- _PROVIDED MATERIAL_:
┌──

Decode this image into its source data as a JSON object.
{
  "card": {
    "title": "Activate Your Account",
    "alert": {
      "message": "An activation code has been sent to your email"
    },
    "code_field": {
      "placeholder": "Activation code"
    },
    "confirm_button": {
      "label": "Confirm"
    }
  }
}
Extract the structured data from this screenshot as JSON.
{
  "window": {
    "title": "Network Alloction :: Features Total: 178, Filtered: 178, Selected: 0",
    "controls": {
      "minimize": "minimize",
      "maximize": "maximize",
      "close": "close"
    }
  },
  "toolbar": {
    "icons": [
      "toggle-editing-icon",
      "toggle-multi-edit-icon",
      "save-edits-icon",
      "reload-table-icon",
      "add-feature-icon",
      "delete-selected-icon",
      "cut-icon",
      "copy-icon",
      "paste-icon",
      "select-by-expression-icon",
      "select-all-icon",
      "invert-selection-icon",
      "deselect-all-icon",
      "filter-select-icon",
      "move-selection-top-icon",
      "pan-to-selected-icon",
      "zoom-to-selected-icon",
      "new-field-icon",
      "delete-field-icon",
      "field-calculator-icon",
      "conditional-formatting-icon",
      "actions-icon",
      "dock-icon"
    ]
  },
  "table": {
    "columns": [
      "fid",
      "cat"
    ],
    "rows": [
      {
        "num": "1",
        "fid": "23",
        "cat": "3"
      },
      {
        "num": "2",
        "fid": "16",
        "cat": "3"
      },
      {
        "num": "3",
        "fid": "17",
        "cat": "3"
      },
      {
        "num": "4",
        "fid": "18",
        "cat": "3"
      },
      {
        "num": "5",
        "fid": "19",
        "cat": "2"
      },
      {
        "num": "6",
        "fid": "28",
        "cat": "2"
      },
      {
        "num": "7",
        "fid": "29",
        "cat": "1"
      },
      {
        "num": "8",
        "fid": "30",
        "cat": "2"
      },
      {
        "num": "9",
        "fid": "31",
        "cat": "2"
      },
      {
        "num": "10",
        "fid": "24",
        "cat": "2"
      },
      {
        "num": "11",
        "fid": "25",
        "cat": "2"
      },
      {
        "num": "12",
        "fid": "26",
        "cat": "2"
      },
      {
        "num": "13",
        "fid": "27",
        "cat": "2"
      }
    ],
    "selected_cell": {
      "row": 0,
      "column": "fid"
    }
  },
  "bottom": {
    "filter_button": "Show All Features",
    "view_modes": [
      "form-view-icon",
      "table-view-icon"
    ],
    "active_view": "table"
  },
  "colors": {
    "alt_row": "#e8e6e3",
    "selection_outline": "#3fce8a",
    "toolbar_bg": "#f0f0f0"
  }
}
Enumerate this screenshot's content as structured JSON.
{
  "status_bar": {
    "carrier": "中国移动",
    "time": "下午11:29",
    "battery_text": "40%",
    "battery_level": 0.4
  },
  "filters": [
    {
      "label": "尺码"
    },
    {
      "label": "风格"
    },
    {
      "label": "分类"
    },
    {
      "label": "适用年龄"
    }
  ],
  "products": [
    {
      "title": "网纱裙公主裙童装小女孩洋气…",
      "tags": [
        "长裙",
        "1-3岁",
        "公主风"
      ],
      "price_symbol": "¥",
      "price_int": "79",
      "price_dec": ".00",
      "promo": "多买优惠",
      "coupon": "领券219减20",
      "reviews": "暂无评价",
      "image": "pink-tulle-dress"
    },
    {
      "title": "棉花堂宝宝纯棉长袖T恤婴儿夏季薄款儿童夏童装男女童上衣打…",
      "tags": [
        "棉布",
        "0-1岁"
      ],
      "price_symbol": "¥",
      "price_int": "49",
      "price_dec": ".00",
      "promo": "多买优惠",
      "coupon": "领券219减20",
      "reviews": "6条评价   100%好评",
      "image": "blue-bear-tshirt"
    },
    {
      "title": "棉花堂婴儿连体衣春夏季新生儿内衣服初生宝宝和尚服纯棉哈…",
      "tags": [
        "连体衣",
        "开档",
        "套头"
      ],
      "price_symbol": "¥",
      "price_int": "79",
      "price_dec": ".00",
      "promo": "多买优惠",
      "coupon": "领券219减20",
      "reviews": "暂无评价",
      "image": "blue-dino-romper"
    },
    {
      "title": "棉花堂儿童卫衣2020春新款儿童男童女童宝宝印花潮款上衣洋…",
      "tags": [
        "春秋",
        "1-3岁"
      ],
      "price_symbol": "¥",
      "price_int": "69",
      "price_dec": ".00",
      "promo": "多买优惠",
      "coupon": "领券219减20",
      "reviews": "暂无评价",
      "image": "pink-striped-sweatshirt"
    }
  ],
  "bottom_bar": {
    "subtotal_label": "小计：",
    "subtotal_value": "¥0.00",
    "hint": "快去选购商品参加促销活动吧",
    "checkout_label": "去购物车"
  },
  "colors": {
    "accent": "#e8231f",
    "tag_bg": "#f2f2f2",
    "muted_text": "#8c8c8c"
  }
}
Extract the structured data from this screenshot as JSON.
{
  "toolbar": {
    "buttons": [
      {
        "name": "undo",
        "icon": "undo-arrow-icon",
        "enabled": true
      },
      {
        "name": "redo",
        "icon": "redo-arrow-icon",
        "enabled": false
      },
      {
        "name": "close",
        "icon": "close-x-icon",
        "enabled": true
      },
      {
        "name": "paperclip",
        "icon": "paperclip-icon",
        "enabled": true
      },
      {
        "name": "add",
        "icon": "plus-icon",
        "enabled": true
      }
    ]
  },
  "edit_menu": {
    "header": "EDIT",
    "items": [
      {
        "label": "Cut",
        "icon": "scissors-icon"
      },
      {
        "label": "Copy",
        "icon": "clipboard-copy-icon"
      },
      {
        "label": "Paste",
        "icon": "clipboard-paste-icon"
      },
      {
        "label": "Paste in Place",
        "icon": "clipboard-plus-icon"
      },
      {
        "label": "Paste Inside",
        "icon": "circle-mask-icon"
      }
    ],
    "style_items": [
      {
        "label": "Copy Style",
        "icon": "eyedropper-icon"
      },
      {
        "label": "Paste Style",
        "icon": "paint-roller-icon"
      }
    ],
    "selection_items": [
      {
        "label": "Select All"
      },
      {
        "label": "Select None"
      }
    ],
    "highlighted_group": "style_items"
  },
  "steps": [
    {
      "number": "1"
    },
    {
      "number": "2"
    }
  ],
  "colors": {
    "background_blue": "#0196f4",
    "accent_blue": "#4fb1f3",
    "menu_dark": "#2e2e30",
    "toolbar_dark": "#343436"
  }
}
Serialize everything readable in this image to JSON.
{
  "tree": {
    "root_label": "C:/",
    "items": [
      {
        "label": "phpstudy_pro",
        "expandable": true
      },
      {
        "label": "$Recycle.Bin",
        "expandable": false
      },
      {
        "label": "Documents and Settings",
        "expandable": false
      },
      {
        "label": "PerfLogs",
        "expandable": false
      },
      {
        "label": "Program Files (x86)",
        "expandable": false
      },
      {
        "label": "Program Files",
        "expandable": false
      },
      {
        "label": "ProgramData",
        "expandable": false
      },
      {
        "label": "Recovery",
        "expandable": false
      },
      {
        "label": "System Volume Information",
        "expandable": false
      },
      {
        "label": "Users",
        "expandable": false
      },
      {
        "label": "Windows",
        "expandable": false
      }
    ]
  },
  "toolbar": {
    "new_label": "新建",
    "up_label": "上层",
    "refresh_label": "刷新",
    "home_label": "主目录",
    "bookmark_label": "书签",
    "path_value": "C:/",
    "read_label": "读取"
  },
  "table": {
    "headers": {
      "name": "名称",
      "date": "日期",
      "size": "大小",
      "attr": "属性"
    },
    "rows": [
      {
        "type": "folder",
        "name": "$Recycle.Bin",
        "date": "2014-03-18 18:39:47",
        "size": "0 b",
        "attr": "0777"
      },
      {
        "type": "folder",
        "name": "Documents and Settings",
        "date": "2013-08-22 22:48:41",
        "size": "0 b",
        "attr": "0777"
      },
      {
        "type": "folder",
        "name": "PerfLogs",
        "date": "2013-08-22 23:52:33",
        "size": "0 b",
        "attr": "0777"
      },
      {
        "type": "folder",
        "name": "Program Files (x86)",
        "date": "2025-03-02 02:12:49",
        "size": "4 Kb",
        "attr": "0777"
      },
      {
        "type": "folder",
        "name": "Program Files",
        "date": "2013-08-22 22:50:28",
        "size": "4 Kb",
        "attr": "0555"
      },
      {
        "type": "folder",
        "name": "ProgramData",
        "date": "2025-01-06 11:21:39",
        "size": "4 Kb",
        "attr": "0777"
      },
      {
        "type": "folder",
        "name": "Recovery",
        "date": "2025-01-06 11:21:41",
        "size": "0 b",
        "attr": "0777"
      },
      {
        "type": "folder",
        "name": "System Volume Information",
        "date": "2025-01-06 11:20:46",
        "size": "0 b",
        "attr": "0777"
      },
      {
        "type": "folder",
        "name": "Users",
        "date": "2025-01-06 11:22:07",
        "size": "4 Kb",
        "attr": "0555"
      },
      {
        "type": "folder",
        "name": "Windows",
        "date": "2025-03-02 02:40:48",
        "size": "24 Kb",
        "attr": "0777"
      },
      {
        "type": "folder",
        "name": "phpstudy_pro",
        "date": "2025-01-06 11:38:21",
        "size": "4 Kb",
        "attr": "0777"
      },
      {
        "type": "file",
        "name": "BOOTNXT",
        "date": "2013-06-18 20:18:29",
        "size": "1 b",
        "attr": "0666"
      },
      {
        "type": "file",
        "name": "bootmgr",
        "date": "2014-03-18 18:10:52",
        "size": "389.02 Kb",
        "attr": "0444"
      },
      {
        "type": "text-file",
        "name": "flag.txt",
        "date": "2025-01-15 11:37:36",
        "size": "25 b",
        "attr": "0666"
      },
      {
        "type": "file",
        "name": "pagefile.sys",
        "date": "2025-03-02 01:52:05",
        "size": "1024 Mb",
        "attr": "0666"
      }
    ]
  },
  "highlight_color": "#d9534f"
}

└──

- _GIVEN REQUEST_: Some lines of the data above may hold the word "close"; report how many do, and nothing else.

- _SOLVED PROBLEM_: 3